WHAT IS BEING ASKED: Your task is to extract every line from the material below exactly.

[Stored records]
____________________

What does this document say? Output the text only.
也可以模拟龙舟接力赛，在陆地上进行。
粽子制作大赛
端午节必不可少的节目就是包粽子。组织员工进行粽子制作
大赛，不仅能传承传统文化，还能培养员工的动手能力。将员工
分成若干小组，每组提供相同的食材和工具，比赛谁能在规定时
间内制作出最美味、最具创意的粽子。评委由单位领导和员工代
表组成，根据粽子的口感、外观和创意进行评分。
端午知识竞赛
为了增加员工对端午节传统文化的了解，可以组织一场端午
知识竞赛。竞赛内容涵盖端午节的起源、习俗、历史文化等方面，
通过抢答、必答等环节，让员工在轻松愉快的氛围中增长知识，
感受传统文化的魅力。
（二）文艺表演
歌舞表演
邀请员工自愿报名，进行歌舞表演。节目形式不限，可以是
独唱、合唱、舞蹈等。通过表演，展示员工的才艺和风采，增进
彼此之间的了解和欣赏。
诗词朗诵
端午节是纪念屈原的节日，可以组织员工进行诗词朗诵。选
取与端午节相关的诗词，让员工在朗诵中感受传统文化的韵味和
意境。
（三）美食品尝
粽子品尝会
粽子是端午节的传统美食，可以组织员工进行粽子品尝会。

____________________

RESPONSE BELOW:
What does this document say? Output the text only.
也可以模拟龙舟接力赛，在陆地上进行。
粽子制作大赛
端午节必不可少的节目就是包粽子。组织员工进行粽子制作
大赛，不仅能传承传统文化，还能培养员工的动手能力。将员工
分成若干小组，每组提供相同的食材和工具，比赛谁能在规定时
间内制作出最美味、最具创意的粽子。评委由单位领导和员工代
表组成，根据粽子的口感、外观和创意进行评分。
端午知识竞赛
为了增加员工对端午节传统文化的了解，可以组织一场端午
知识竞赛。竞赛内容涵盖端午节的起源、习俗、历史文化等方面，
通过抢答、必答等环节，让员工在轻松愉快的氛围中增长知识，
感受传统文化的魅力。
（二）文艺表演
歌舞表演
邀请员工自愿报名，进行歌舞表演。节目形式不限，可以是
独唱、合唱、舞蹈等。通过表演，展示员工的才艺和风采，增进
彼此之间的了解和欣赏。
诗词朗诵
端午节是纪念屈原的节日，可以组织员工进行诗词朗诵。选
取与端午节相关的诗词，让员工在朗诵中感受传统文化的韵味和
意境。
（三）美食品尝
粽子品尝会
粽子是端午节的传统美食，可以组织员工进行粽子品尝会。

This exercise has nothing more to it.